# Short problem:
In the listing that follows, count every line with the word "structured" in it and write only the total.

# Material supplied:
* BEGIN *

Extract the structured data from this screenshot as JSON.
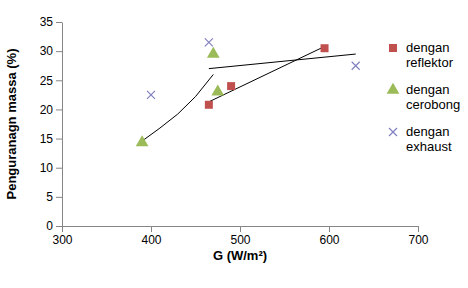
{
  "chart_data": {
    "type": "scatter",
    "x_label": "G (W/m²)",
    "y_label": "Penguranagn massa (%)",
    "xlim": [
      300,
      700
    ],
    "xticks": [
      300,
      400,
      500,
      600,
      700
    ],
    "ylim": [
      0,
      35
    ],
    "yticks": [
      0,
      5,
      10,
      15,
      20,
      25,
      30,
      35
    ],
    "grid": false,
    "legend": "right",
    "series": [
      {
        "name": "dengan reflektor",
        "color": "#c0504d",
        "marker": "square",
        "x": [
          465,
          490,
          595
        ],
        "values": [
          20.8,
          24,
          30.5
        ],
        "trend_x": [
          465,
          595
        ],
        "trend_values": [
          21.3,
          30.8
        ]
      },
      {
        "name": "dengan cerobong",
        "color": "#9bbb59",
        "marker": "triangle",
        "x": [
          390,
          470,
          475
        ],
        "values": [
          14.3,
          29.5,
          23
        ],
        "trend_x": [
          392,
          410,
          430,
          450,
          470
        ],
        "trend_values": [
          14.8,
          16.8,
          19.2,
          22.2,
          26
        ]
      },
      {
        "name": "dengan exhaust",
        "color": "#8080c0",
        "marker": "x",
        "x": [
          400,
          465,
          630
        ],
        "values": [
          22.5,
          31.5,
          27.5
        ],
        "trend_x": [
          465,
          630
        ],
        "trend_values": [
          27,
          29.5
        ]
      }
    ]
  }
}
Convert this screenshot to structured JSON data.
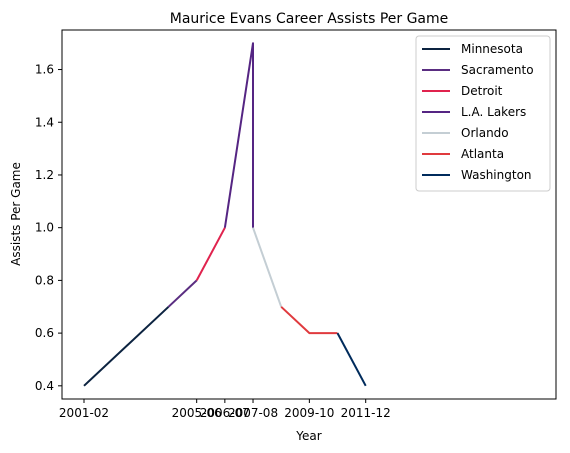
{
  "chart_data": {
    "type": "line",
    "title": "Maurice Evans  Career Assists Per Game",
    "xlabel": "Year",
    "ylabel": "Assists Per Game",
    "x_ticks": [
      "2001-02",
      "2005-06",
      "2006-07",
      "2007-08",
      "2009-10",
      "2011-12"
    ],
    "y_ticks": [
      "0.4",
      "0.6",
      "0.8",
      "1.0",
      "1.2",
      "1.4",
      "1.6"
    ],
    "ylim": [
      0.35,
      1.75
    ],
    "legend_position": "top-right",
    "grid": false,
    "series": [
      {
        "name": "Minnesota",
        "color": "#0c2340",
        "points": [
          [
            "2001-02",
            0.4
          ],
          [
            "2004-05",
            0.7
          ]
        ]
      },
      {
        "name": "Sacramento",
        "color": "#5a2d81",
        "points": [
          [
            "2004-05",
            0.7
          ],
          [
            "2005-06",
            0.8
          ]
        ]
      },
      {
        "name": "Detroit",
        "color": "#e0234e",
        "points": [
          [
            "2005-06",
            0.8
          ],
          [
            "2006-07",
            1.0
          ]
        ]
      },
      {
        "name": "L.A. Lakers",
        "color": "#552583",
        "points": [
          [
            "2006-07",
            1.0
          ],
          [
            "2007-08",
            1.7
          ],
          [
            "2007-08",
            1.0
          ]
        ]
      },
      {
        "name": "Orlando",
        "color": "#c4ced4",
        "points": [
          [
            "2007-08",
            1.0
          ],
          [
            "2008-09",
            0.7
          ]
        ]
      },
      {
        "name": "Atlanta",
        "color": "#e03a3e",
        "points": [
          [
            "2008-09",
            0.7
          ],
          [
            "2009-10",
            0.6
          ],
          [
            "2010-11",
            0.6
          ]
        ]
      },
      {
        "name": "Washington",
        "color": "#002b5c",
        "points": [
          [
            "2010-11",
            0.6
          ],
          [
            "2011-12",
            0.4
          ]
        ]
      }
    ]
  }
}
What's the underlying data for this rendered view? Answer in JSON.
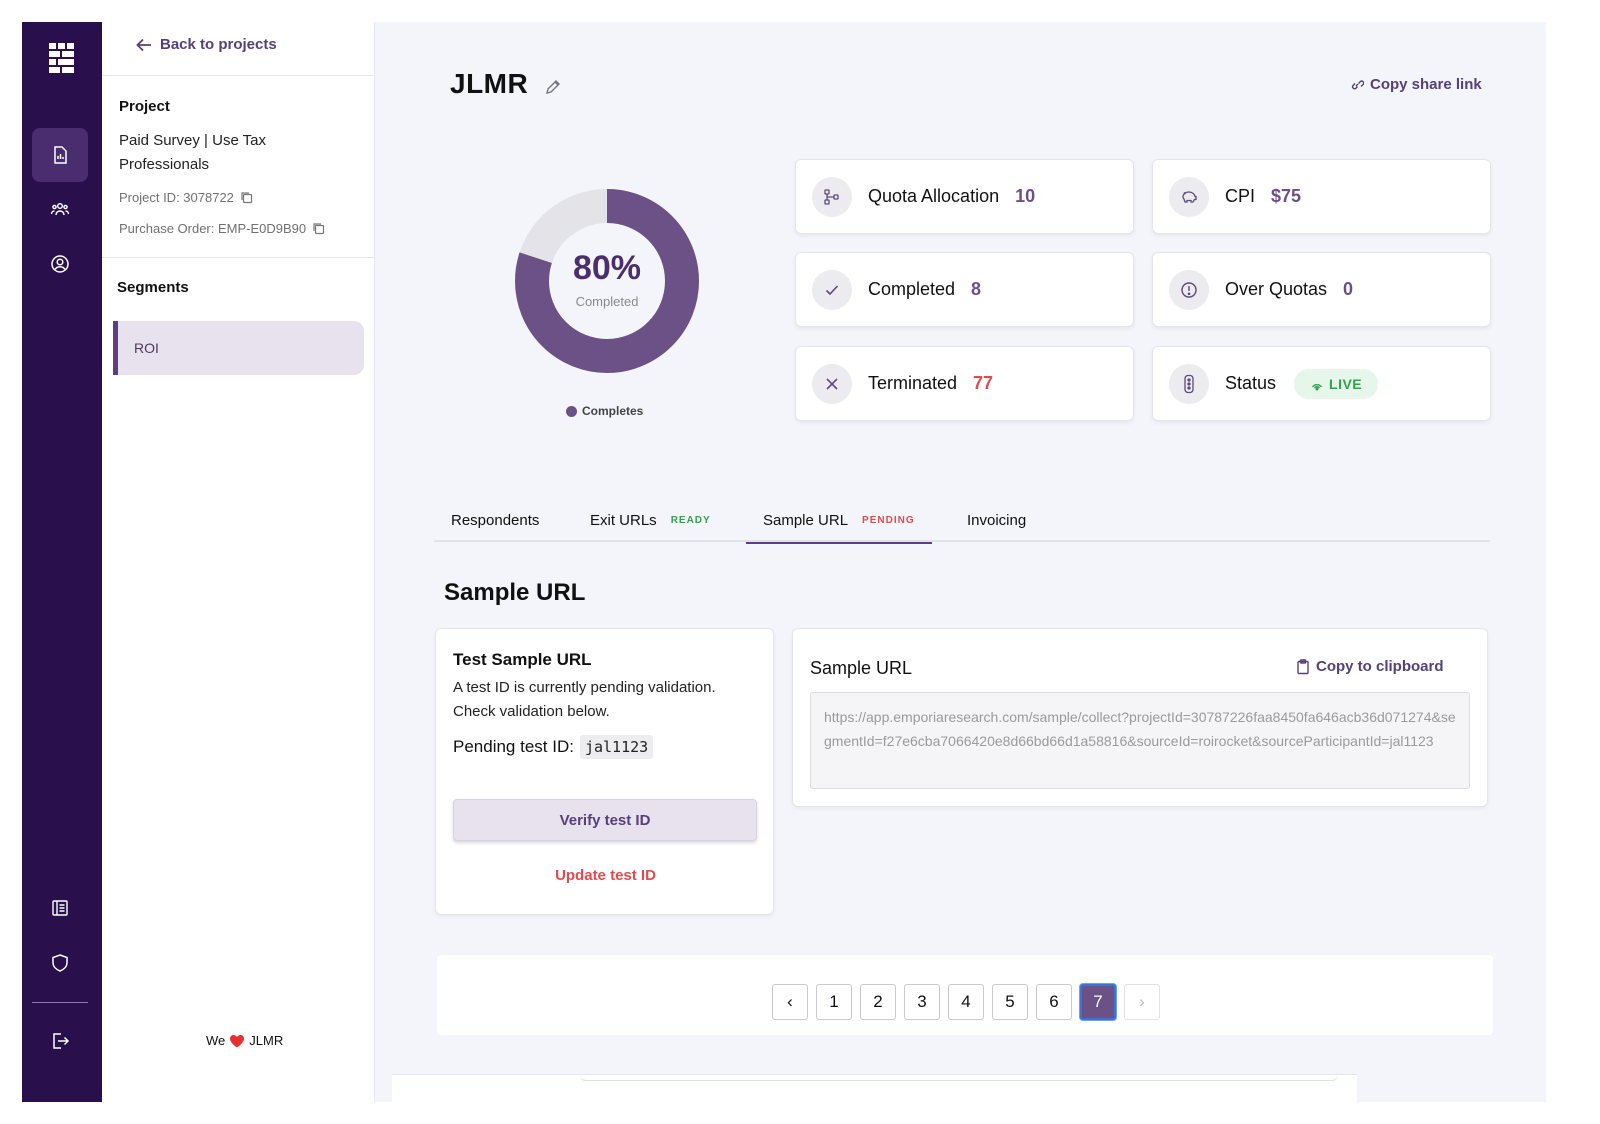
{
  "sidebar": {
    "back_label": "Back to projects",
    "project_heading": "Project",
    "project_name": "Paid Survey | Use Tax Professionals",
    "project_id": "Project ID: 3078722",
    "purchase_order": "Purchase Order: EMP-E0D9B90",
    "segments_heading": "Segments",
    "segments": [
      "ROI"
    ],
    "footer_we": "We",
    "footer_brand": "JLMR"
  },
  "header": {
    "title": "JLMR",
    "share_label": "Copy share link"
  },
  "progress": {
    "percent_label": "80%",
    "percent_value": 0.8,
    "caption": "Completed",
    "legend": "Completes",
    "colors": {
      "filled": "#6b5186",
      "remaining": "#e3e3e8"
    }
  },
  "stats": {
    "quota_label": "Quota Allocation",
    "quota_value": "10",
    "cpi_label": "CPI",
    "cpi_value": "$75",
    "completed_label": "Completed",
    "completed_value": "8",
    "over_label": "Over Quotas",
    "over_value": "0",
    "terminated_label": "Terminated",
    "terminated_value": "77",
    "status_label": "Status",
    "status_value": "LIVE"
  },
  "tabs": [
    {
      "label": "Respondents"
    },
    {
      "label": "Exit URLs",
      "tag": "READY"
    },
    {
      "label": "Sample URL",
      "tag": "PENDING"
    },
    {
      "label": "Invoicing"
    }
  ],
  "sample": {
    "section_title": "Sample URL",
    "test_title": "Test Sample URL",
    "test_desc": "A test ID is currently pending validation. Check validation below.",
    "pending_label": "Pending test ID:",
    "pending_id": "jal1123",
    "verify_label": "Verify test ID",
    "update_label": "Update test ID",
    "url_title": "Sample URL",
    "copy_label": "Copy to clipboard",
    "url": "https://app.emporiaresearch.com/sample/collect?projectId=30787226faa8450fa646acb36d071274&segmentId=f27e6cba7066420e8d66bd66d1a58816&sourceId=roirocket&sourceParticipantId=jal1123"
  },
  "pagination": {
    "prev": "‹",
    "pages": [
      "1",
      "2",
      "3",
      "4",
      "5",
      "6",
      "7"
    ],
    "current": "7",
    "next": "›"
  },
  "colors": {
    "rail": "#2a0f4d",
    "accent": "#56407a",
    "danger": "#e5484d",
    "success": "#2ea44f"
  }
}
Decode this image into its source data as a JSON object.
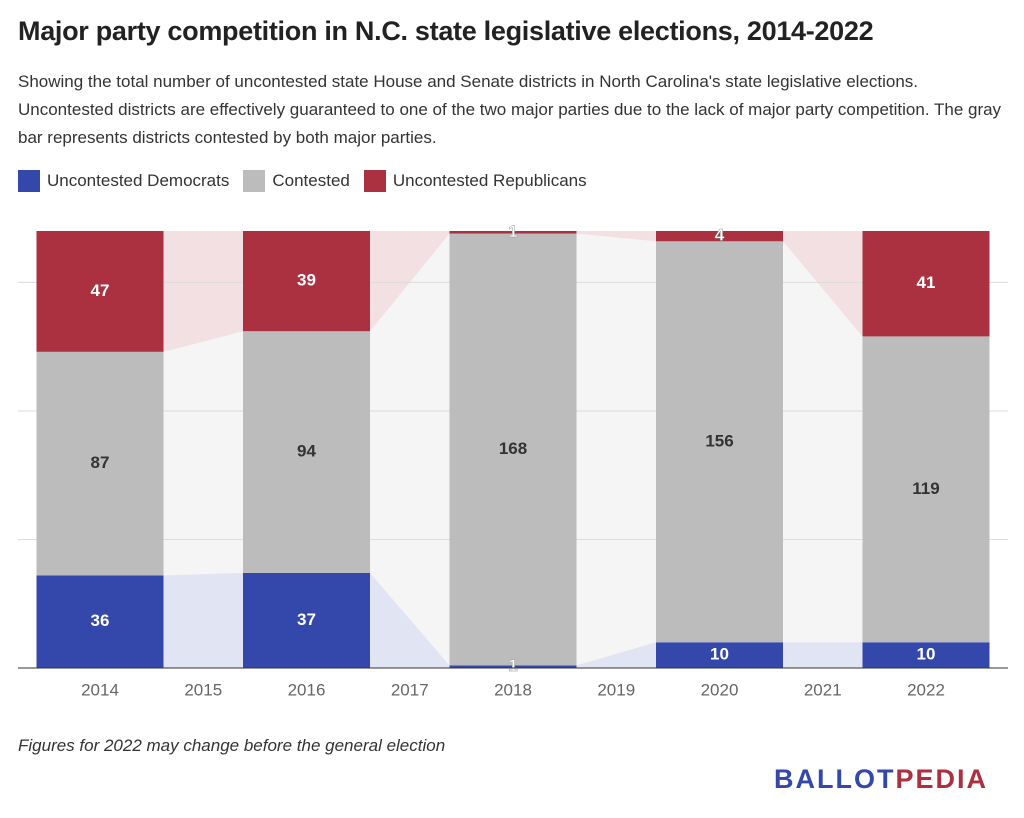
{
  "chart_data": {
    "type": "stacked-bar",
    "title": "Major party competition in N.C. state legislative elections, 2014-2022",
    "subtitle": "Showing the total number of uncontested state House and Senate districts in North Carolina's state legislative elections. Uncontested districts are effectively guaranteed to one of the two major parties due to the lack of major party competition. The gray bar represents districts contested by both major parties.",
    "categories": [
      "2014",
      "2015",
      "2016",
      "2017",
      "2018",
      "2019",
      "2020",
      "2021",
      "2022"
    ],
    "series": [
      {
        "name": "Uncontested Democrats",
        "color": "#3447aa",
        "values": [
          36,
          null,
          37,
          null,
          1,
          null,
          10,
          null,
          10
        ]
      },
      {
        "name": "Contested",
        "color": "#bcbcbc",
        "values": [
          87,
          null,
          94,
          null,
          168,
          null,
          156,
          null,
          119
        ]
      },
      {
        "name": "Uncontested Republicans",
        "color": "#ab3140",
        "values": [
          47,
          null,
          39,
          null,
          1,
          null,
          4,
          null,
          41
        ]
      }
    ],
    "ylim": [
      0,
      170
    ],
    "yticks": [
      0,
      50,
      100,
      150
    ],
    "grid": true,
    "note": "Figures for 2022 may change before the general election",
    "logo": [
      "BALLOT",
      "PEDIA"
    ]
  }
}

* END *

# Reply:
2